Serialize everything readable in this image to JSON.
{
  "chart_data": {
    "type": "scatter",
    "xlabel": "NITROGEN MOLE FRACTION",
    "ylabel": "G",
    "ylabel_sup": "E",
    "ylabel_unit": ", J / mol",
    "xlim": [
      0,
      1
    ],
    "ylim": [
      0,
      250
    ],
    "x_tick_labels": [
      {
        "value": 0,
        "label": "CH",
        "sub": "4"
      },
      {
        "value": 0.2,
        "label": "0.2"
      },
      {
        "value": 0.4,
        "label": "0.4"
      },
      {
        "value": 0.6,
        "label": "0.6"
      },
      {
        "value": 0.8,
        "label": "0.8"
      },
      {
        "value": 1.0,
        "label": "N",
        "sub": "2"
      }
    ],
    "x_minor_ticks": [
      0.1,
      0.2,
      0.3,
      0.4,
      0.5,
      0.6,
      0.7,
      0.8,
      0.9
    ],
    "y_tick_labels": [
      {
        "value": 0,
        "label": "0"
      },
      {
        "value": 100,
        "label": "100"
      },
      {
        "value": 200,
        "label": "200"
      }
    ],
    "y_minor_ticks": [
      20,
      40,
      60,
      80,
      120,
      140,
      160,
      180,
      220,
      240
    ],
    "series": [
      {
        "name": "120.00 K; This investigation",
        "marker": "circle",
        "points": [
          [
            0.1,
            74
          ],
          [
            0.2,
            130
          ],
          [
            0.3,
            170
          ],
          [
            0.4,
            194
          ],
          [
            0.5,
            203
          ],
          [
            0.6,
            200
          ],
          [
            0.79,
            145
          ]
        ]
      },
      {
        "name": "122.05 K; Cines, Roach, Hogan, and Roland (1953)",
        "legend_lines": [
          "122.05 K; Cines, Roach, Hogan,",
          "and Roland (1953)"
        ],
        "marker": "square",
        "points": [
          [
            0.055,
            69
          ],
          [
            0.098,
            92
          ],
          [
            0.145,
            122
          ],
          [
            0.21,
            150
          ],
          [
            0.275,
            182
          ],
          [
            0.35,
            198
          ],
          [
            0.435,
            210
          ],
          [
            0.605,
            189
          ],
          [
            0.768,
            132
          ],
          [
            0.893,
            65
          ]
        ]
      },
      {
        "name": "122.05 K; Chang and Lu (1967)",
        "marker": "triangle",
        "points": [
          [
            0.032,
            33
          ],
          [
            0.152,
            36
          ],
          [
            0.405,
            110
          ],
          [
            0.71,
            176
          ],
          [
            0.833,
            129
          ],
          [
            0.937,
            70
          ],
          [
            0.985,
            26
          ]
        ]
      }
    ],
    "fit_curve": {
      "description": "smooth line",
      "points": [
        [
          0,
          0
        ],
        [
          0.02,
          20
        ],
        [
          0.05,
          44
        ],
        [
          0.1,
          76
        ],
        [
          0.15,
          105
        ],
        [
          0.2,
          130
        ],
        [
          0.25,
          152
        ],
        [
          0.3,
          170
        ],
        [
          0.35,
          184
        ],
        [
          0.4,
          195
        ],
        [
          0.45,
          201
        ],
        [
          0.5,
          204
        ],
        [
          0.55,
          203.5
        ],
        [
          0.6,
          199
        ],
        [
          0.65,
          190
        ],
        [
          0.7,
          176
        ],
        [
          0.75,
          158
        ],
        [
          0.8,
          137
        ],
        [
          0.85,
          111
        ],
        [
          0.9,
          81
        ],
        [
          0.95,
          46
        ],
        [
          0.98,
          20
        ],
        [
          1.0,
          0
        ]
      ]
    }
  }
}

---

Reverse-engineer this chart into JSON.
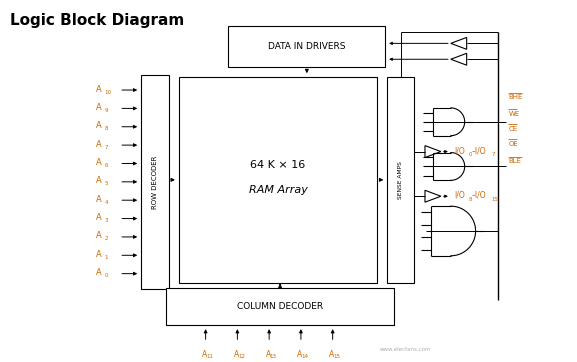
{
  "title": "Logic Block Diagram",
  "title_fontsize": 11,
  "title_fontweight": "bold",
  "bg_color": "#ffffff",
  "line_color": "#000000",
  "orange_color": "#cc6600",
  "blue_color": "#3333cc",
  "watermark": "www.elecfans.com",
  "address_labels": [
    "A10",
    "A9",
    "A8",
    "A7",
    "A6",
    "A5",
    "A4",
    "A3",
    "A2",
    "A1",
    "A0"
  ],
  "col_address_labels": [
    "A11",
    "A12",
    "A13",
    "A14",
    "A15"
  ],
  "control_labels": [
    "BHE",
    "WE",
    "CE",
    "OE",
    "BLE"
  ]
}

==

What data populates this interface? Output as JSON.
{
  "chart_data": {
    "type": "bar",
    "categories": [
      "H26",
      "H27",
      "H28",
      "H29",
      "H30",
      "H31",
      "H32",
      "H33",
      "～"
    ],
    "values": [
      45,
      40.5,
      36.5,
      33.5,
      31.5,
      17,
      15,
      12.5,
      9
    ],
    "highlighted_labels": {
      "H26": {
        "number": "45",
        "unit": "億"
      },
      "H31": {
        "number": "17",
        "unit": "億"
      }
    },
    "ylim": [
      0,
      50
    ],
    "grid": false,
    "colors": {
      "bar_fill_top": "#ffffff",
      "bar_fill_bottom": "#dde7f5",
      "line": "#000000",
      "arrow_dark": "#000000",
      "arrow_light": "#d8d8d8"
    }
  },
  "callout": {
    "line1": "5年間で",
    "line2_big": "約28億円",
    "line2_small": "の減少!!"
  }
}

STATED GOAL: Where a line in the material above holds "Roach", copy that line.

SOLUTION TO THE PROBLEM:
        "name": "122.05 K; Cines, Roach, Hogan, and Roland (1953)",
          "122.05 K; Cines, Roach, Hogan,",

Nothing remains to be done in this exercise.